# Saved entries
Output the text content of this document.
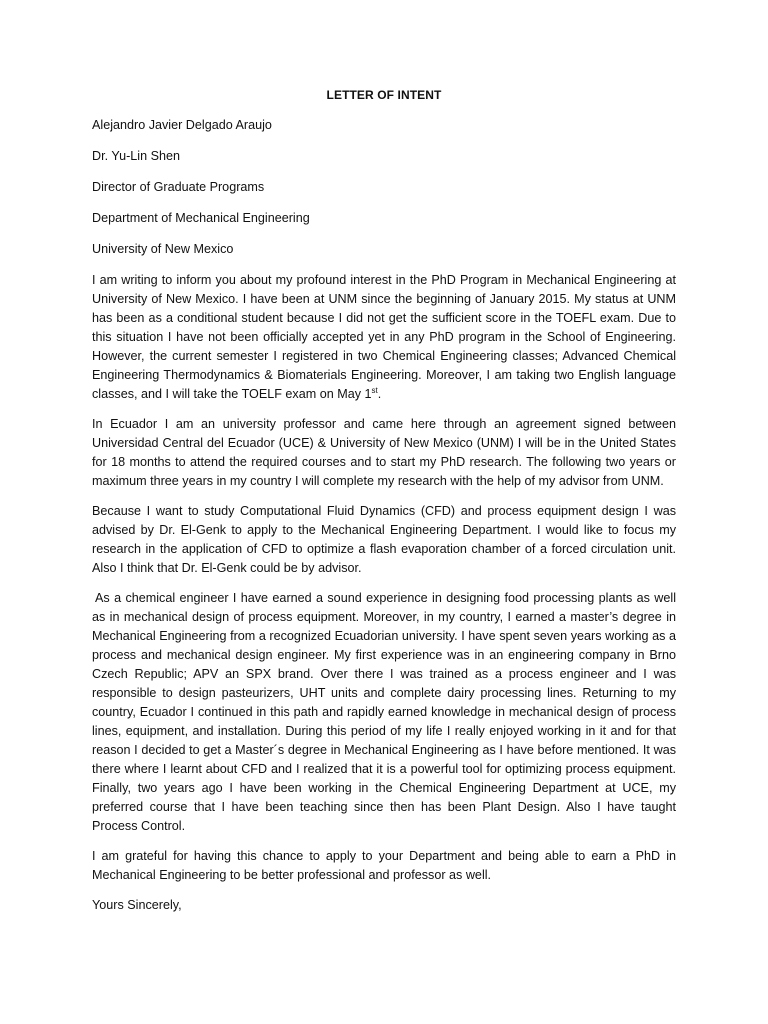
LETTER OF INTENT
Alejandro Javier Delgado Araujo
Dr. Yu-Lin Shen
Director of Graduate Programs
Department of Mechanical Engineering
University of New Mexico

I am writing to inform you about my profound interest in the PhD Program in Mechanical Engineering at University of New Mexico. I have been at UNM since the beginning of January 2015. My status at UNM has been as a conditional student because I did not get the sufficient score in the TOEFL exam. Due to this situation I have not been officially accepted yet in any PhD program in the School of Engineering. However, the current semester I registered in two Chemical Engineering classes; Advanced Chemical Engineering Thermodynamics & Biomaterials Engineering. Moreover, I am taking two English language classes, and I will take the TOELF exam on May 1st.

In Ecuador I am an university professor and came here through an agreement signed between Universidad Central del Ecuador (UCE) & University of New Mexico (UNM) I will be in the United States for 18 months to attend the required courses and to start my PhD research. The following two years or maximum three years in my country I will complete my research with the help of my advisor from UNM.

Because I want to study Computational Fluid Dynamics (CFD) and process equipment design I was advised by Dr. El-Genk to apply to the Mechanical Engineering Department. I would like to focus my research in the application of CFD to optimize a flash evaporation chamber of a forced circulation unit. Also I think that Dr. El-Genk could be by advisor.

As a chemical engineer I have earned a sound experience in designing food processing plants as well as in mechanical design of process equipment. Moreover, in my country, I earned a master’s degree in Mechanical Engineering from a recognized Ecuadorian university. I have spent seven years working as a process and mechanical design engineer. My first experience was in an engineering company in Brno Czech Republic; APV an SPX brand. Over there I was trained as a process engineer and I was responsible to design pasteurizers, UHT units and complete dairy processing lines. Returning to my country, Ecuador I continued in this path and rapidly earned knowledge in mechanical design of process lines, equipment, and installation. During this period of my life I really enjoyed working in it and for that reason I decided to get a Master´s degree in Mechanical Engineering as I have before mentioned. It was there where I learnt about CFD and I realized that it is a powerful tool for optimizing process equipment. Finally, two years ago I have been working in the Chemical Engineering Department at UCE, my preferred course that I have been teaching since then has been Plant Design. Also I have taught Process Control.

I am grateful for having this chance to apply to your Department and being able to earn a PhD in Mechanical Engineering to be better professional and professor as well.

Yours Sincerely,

# WORK TO DO
Quote every line word for word and keep the images out of the copy.

# SOLUTION TO THE PROBLEM
Output the text content of this document.
LETTER OF INTENT
Alejandro Javier Delgado Araujo
Dr. Yu-Lin Shen
Director of Graduate Programs
Department of Mechanical Engineering
University of New Mexico

I am writing to inform you about my profound interest in the PhD Program in Mechanical Engineering at University of New Mexico. I have been at UNM since the beginning of January 2015. My status at UNM has been as a conditional student because I did not get the sufficient score in the TOEFL exam. Due to this situation I have not been officially accepted yet in any PhD program in the School of Engineering. However, the current semester I registered in two Chemical Engineering classes; Advanced Chemical Engineering Thermodynamics & Biomaterials Engineering. Moreover, I am taking two English language classes, and I will take the TOELF exam on May 1st.

In Ecuador I am an university professor and came here through an agreement signed between Universidad Central del Ecuador (UCE) & University of New Mexico (UNM) I will be in the United States for 18 months to attend the required courses and to start my PhD research. The following two years or maximum three years in my country I will complete my research with the help of my advisor from UNM.

Because I want to study Computational Fluid Dynamics (CFD) and process equipment design I was advised by Dr. El-Genk to apply to the Mechanical Engineering Department. I would like to focus my research in the application of CFD to optimize a flash evaporation chamber of a forced circulation unit. Also I think that Dr. El-Genk could be by advisor.

As a chemical engineer I have earned a sound experience in designing food processing plants as well as in mechanical design of process equipment. Moreover, in my country, I earned a master’s degree in Mechanical Engineering from a recognized Ecuadorian university. I have spent seven years working as a process and mechanical design engineer. My first experience was in an engineering company in Brno Czech Republic; APV an SPX brand. Over there I was trained as a process engineer and I was responsible to design pasteurizers, UHT units and complete dairy processing lines. Returning to my country, Ecuador I continued in this path and rapidly earned knowledge in mechanical design of process lines, equipment, and installation. During this period of my life I really enjoyed working in it and for that reason I decided to get a Master´s degree in Mechanical Engineering as I have before mentioned. It was there where I learnt about CFD and I realized that it is a powerful tool for optimizing process equipment. Finally, two years ago I have been working in the Chemical Engineering Department at UCE, my preferred course that I have been teaching since then has been Plant Design. Also I have taught Process Control.

I am grateful for having this chance to apply to your Department and being able to earn a PhD in Mechanical Engineering to be better professional and professor as well.

Yours Sincerely,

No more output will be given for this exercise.